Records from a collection
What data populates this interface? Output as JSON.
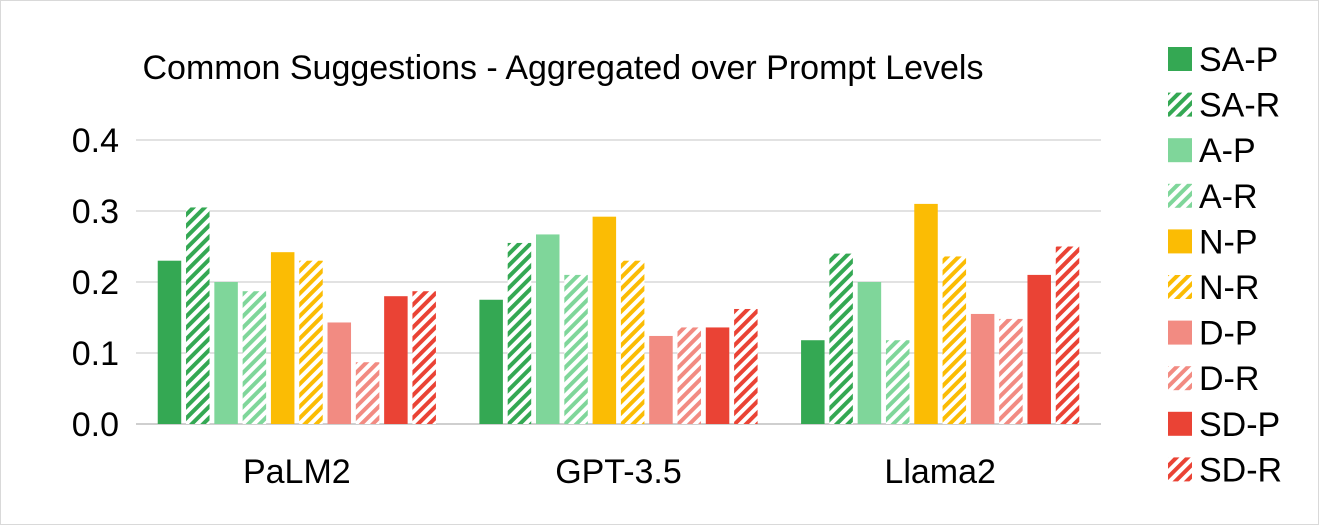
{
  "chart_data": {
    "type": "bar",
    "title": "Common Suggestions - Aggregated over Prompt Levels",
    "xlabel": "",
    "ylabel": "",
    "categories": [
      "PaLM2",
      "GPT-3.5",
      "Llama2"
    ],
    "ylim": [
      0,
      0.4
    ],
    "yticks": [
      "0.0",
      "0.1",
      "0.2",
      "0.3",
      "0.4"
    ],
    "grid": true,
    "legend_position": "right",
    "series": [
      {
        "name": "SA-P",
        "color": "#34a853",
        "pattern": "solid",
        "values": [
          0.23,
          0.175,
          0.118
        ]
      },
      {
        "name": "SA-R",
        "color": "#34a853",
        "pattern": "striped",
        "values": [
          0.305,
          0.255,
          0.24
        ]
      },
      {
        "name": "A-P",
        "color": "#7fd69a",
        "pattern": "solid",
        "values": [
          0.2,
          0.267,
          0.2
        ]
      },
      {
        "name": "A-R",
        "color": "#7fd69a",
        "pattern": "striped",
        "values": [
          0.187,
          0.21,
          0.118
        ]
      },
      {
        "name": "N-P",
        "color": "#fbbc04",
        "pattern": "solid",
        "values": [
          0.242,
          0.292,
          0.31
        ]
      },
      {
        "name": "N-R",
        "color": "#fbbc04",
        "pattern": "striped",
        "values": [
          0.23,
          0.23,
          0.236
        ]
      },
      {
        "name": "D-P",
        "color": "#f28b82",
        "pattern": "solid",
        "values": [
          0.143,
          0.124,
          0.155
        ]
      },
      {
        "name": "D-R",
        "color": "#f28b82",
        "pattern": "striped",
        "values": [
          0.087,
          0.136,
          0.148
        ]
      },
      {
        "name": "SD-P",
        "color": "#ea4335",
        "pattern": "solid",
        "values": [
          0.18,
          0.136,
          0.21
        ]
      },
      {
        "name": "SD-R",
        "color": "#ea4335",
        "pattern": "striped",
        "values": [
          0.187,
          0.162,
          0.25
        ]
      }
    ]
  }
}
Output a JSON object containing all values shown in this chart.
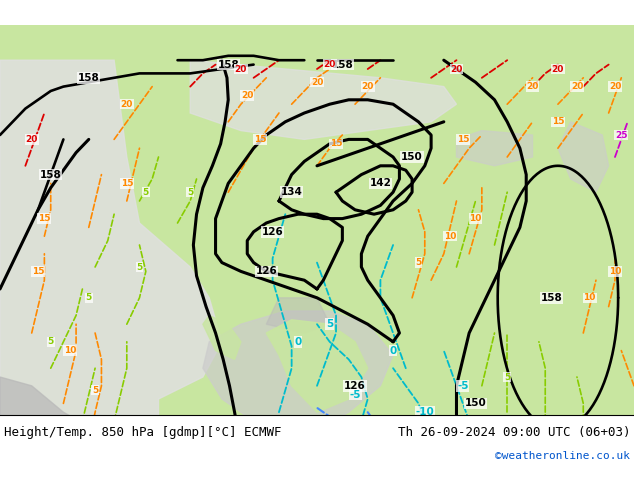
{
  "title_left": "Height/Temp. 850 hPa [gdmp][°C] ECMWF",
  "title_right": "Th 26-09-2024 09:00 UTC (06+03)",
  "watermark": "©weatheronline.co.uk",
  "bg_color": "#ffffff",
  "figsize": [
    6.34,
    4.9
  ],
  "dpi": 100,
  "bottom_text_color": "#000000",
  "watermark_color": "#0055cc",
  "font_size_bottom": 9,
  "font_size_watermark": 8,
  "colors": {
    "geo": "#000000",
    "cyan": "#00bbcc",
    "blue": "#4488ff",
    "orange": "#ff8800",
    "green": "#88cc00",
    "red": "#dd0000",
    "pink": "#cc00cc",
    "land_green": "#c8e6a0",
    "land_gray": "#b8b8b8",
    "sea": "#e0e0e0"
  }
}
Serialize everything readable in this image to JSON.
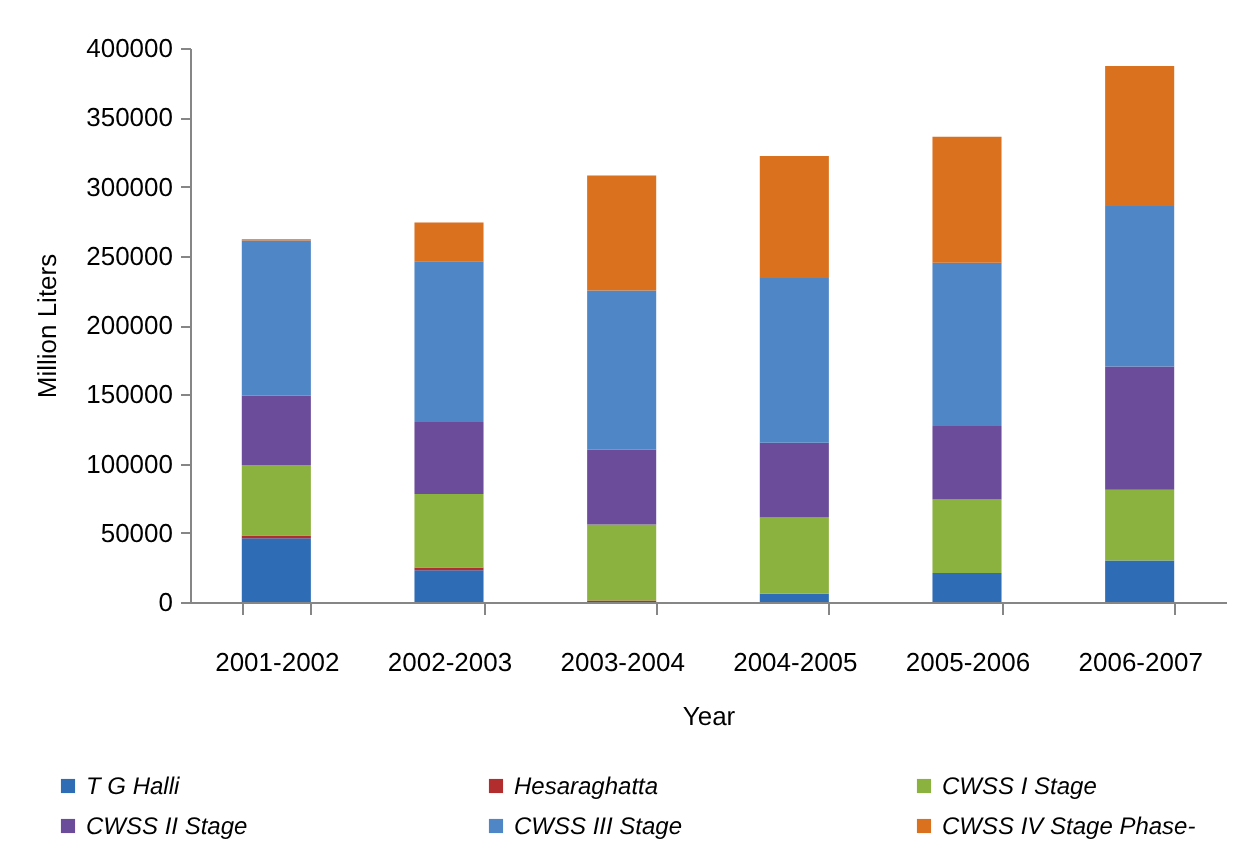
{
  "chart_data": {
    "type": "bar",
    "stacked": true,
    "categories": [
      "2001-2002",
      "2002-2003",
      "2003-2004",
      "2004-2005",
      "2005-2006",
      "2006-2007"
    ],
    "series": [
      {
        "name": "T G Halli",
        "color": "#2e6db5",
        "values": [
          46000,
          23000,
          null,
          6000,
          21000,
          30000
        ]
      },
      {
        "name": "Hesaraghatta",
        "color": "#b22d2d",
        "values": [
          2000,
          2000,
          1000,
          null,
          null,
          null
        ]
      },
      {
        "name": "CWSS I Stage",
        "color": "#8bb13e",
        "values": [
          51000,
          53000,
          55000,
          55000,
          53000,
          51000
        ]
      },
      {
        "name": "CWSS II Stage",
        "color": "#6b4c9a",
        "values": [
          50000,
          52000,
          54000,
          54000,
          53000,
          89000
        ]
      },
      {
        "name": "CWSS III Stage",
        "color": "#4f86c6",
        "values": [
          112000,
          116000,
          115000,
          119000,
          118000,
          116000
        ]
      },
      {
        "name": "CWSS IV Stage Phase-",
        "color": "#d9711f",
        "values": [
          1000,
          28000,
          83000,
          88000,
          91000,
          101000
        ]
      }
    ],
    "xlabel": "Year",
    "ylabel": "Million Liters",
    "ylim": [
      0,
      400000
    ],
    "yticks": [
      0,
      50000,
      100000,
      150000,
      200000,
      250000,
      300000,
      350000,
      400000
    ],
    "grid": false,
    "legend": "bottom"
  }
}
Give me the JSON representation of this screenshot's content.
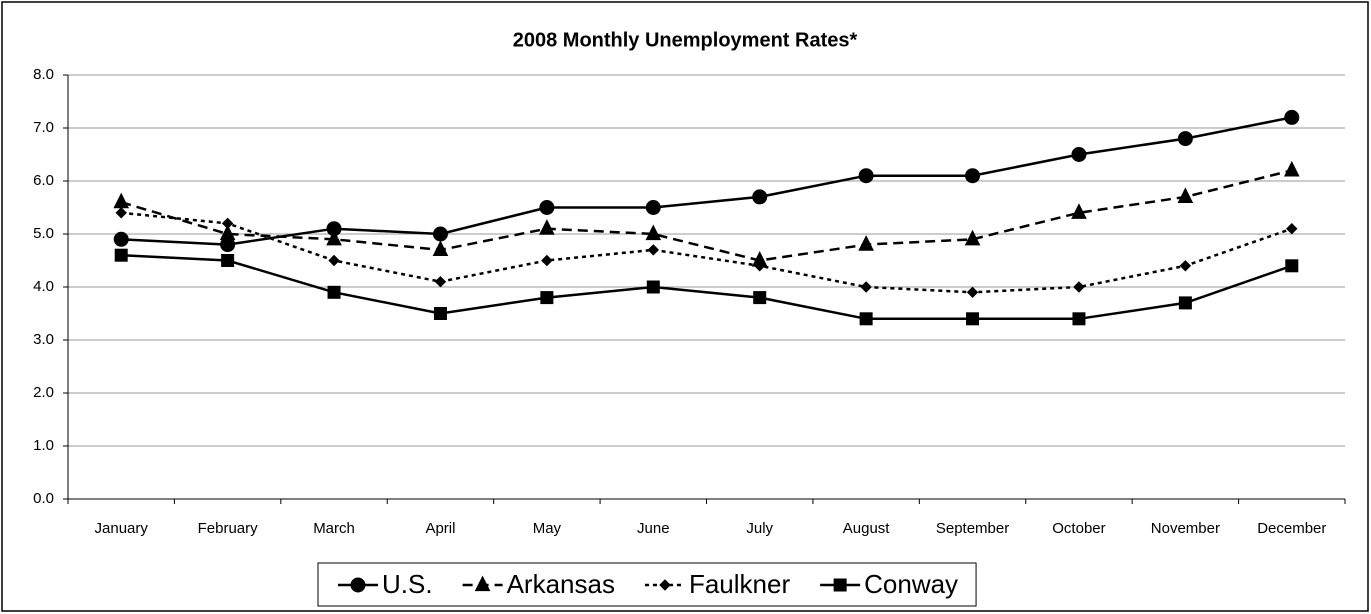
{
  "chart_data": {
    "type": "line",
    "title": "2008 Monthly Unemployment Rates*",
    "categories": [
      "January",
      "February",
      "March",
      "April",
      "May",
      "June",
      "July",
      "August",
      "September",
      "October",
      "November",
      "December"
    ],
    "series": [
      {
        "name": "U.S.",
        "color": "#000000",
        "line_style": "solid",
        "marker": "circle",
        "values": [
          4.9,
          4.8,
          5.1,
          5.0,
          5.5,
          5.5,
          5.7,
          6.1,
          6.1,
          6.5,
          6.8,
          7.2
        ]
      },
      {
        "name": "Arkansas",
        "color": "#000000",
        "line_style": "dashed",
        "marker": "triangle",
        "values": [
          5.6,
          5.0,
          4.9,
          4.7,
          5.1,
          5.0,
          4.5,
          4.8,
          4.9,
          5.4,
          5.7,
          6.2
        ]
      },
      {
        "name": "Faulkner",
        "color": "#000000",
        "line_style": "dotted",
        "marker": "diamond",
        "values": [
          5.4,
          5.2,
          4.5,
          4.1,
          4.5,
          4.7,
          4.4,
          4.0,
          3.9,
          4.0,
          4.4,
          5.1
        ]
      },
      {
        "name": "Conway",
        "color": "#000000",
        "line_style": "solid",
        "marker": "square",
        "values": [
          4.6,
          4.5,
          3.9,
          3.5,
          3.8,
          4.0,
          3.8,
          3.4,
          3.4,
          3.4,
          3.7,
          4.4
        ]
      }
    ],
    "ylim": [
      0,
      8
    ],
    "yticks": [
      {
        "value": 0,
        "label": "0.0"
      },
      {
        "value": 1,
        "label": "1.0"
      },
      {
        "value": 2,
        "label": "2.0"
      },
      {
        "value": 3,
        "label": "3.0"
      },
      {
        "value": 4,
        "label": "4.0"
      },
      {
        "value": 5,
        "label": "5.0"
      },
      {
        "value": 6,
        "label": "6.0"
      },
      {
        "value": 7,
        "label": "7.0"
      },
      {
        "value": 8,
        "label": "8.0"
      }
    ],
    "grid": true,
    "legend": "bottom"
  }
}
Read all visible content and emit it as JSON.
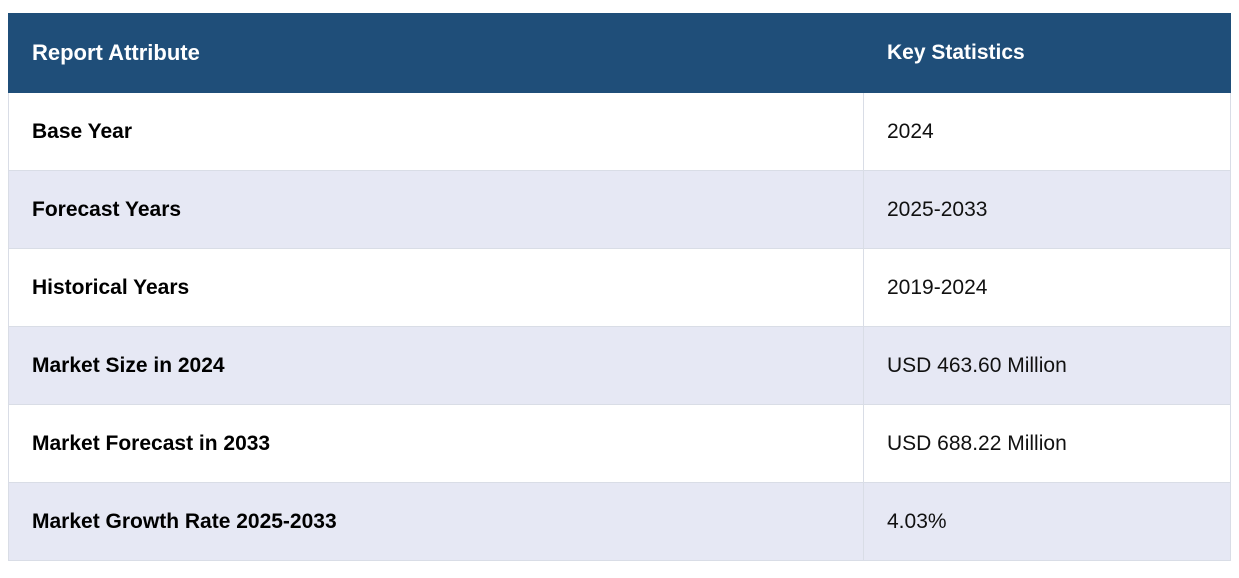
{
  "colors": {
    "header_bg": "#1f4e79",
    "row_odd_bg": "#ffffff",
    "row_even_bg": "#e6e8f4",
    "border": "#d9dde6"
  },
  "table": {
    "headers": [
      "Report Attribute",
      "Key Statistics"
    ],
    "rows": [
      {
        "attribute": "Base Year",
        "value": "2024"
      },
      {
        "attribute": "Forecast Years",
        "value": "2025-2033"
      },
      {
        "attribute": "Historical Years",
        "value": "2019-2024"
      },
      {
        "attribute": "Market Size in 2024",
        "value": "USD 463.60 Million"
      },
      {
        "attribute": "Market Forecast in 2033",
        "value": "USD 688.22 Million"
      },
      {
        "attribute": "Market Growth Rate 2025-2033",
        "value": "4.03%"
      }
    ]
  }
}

Goal: Reproduce the listing exactly. Leave its pictures out.

Output below:
What data populates this interface? Output as JSON.
{
  "chart_data": {
    "type": "bar",
    "title": "Common Suggestions - Aggregated over Prompt Levels",
    "xlabel": "",
    "ylabel": "",
    "categories": [
      "PaLM2",
      "GPT-3.5",
      "Llama2"
    ],
    "ylim": [
      0,
      0.4
    ],
    "yticks": [
      "0.0",
      "0.1",
      "0.2",
      "0.3",
      "0.4"
    ],
    "grid": true,
    "legend_position": "right",
    "series": [
      {
        "name": "SA-P",
        "color": "#34a853",
        "pattern": "solid",
        "values": [
          0.23,
          0.175,
          0.118
        ]
      },
      {
        "name": "SA-R",
        "color": "#34a853",
        "pattern": "striped",
        "values": [
          0.305,
          0.255,
          0.24
        ]
      },
      {
        "name": "A-P",
        "color": "#7fd69a",
        "pattern": "solid",
        "values": [
          0.2,
          0.267,
          0.2
        ]
      },
      {
        "name": "A-R",
        "color": "#7fd69a",
        "pattern": "striped",
        "values": [
          0.187,
          0.21,
          0.118
        ]
      },
      {
        "name": "N-P",
        "color": "#fbbc04",
        "pattern": "solid",
        "values": [
          0.242,
          0.292,
          0.31
        ]
      },
      {
        "name": "N-R",
        "color": "#fbbc04",
        "pattern": "striped",
        "values": [
          0.23,
          0.23,
          0.236
        ]
      },
      {
        "name": "D-P",
        "color": "#f28b82",
        "pattern": "solid",
        "values": [
          0.143,
          0.124,
          0.155
        ]
      },
      {
        "name": "D-R",
        "color": "#f28b82",
        "pattern": "striped",
        "values": [
          0.087,
          0.136,
          0.148
        ]
      },
      {
        "name": "SD-P",
        "color": "#ea4335",
        "pattern": "solid",
        "values": [
          0.18,
          0.136,
          0.21
        ]
      },
      {
        "name": "SD-R",
        "color": "#ea4335",
        "pattern": "striped",
        "values": [
          0.187,
          0.162,
          0.25
        ]
      }
    ]
  }
}
Output a JSON object containing all values shown in this chart.
{
  "title_left": "Height/Temp. 850 hPa [gdmp][°C] ECMWF",
  "title_right": "Th 26-09-2024 09:00 UTC (06+03)",
  "watermark": "©weatheronline.co.uk",
  "bg_color": "#ffffff",
  "figsize": [
    6.34,
    4.9
  ],
  "dpi": 100,
  "bottom_text_color": "#000000",
  "watermark_color": "#0055cc",
  "font_size_bottom": 9,
  "font_size_watermark": 8,
  "colors": {
    "geo": "#000000",
    "cyan": "#00bbcc",
    "blue": "#4488ff",
    "orange": "#ff8800",
    "green": "#88cc00",
    "red": "#dd0000",
    "pink": "#cc00cc",
    "land_green": "#c8e6a0",
    "land_gray": "#b8b8b8",
    "sea": "#e0e0e0"
  }
}
Serialize everything readable in this image to JSON.
{
  "chart_data": {
    "type": "bar",
    "stacked": true,
    "categories": [
      "2001-2002",
      "2002-2003",
      "2003-2004",
      "2004-2005",
      "2005-2006",
      "2006-2007"
    ],
    "series": [
      {
        "name": "T G Halli",
        "color": "#2e6db5",
        "values": [
          46000,
          23000,
          null,
          6000,
          21000,
          30000
        ]
      },
      {
        "name": "Hesaraghatta",
        "color": "#b22d2d",
        "values": [
          2000,
          2000,
          1000,
          null,
          null,
          null
        ]
      },
      {
        "name": "CWSS I Stage",
        "color": "#8bb13e",
        "values": [
          51000,
          53000,
          55000,
          55000,
          53000,
          51000
        ]
      },
      {
        "name": "CWSS II Stage",
        "color": "#6b4c9a",
        "values": [
          50000,
          52000,
          54000,
          54000,
          53000,
          89000
        ]
      },
      {
        "name": "CWSS III Stage",
        "color": "#4f86c6",
        "values": [
          112000,
          116000,
          115000,
          119000,
          118000,
          116000
        ]
      },
      {
        "name": "CWSS IV Stage Phase-",
        "color": "#d9711f",
        "values": [
          1000,
          28000,
          83000,
          88000,
          91000,
          101000
        ]
      }
    ],
    "xlabel": "Year",
    "ylabel": "Million Liters",
    "ylim": [
      0,
      400000
    ],
    "yticks": [
      0,
      50000,
      100000,
      150000,
      200000,
      250000,
      300000,
      350000,
      400000
    ],
    "grid": false,
    "legend": "bottom"
  }
}
Give me the JSON representation of this screenshot's content.
{
  "chart_data": {
    "type": "line",
    "title": "2008 Monthly Unemployment Rates*",
    "categories": [
      "January",
      "February",
      "March",
      "April",
      "May",
      "June",
      "July",
      "August",
      "September",
      "October",
      "November",
      "December"
    ],
    "series": [
      {
        "name": "U.S.",
        "color": "#000000",
        "line_style": "solid",
        "marker": "circle",
        "values": [
          4.9,
          4.8,
          5.1,
          5.0,
          5.5,
          5.5,
          5.7,
          6.1,
          6.1,
          6.5,
          6.8,
          7.2
        ]
      },
      {
        "name": "Arkansas",
        "color": "#000000",
        "line_style": "dashed",
        "marker": "triangle",
        "values": [
          5.6,
          5.0,
          4.9,
          4.7,
          5.1,
          5.0,
          4.5,
          4.8,
          4.9,
          5.4,
          5.7,
          6.2
        ]
      },
      {
        "name": "Faulkner",
        "color": "#000000",
        "line_style": "dotted",
        "marker": "diamond",
        "values": [
          5.4,
          5.2,
          4.5,
          4.1,
          4.5,
          4.7,
          4.4,
          4.0,
          3.9,
          4.0,
          4.4,
          5.1
        ]
      },
      {
        "name": "Conway",
        "color": "#000000",
        "line_style": "solid",
        "marker": "square",
        "values": [
          4.6,
          4.5,
          3.9,
          3.5,
          3.8,
          4.0,
          3.8,
          3.4,
          3.4,
          3.4,
          3.7,
          4.4
        ]
      }
    ],
    "ylim": [
      0,
      8
    ],
    "yticks": [
      {
        "value": 0,
        "label": "0.0"
      },
      {
        "value": 1,
        "label": "1.0"
      },
      {
        "value": 2,
        "label": "2.0"
      },
      {
        "value": 3,
        "label": "3.0"
      },
      {
        "value": 4,
        "label": "4.0"
      },
      {
        "value": 5,
        "label": "5.0"
      },
      {
        "value": 6,
        "label": "6.0"
      },
      {
        "value": 7,
        "label": "7.0"
      },
      {
        "value": 8,
        "label": "8.0"
      }
    ],
    "grid": true,
    "legend": "bottom"
  }
}
Read all visible content and emit it as JSON.
{
  "colors": {
    "header_bg": "#1f4e79",
    "row_odd_bg": "#ffffff",
    "row_even_bg": "#e6e8f4",
    "border": "#d9dde6"
  },
  "table": {
    "headers": [
      "Report Attribute",
      "Key Statistics"
    ],
    "rows": [
      {
        "attribute": "Base Year",
        "value": "2024"
      },
      {
        "attribute": "Forecast Years",
        "value": "2025-2033"
      },
      {
        "attribute": "Historical Years",
        "value": "2019-2024"
      },
      {
        "attribute": "Market Size in 2024",
        "value": "USD 463.60 Million"
      },
      {
        "attribute": "Market Forecast in 2033",
        "value": "USD 688.22 Million"
      },
      {
        "attribute": "Market Growth Rate 2025-2033",
        "value": "4.03%"
      }
    ]
  }
}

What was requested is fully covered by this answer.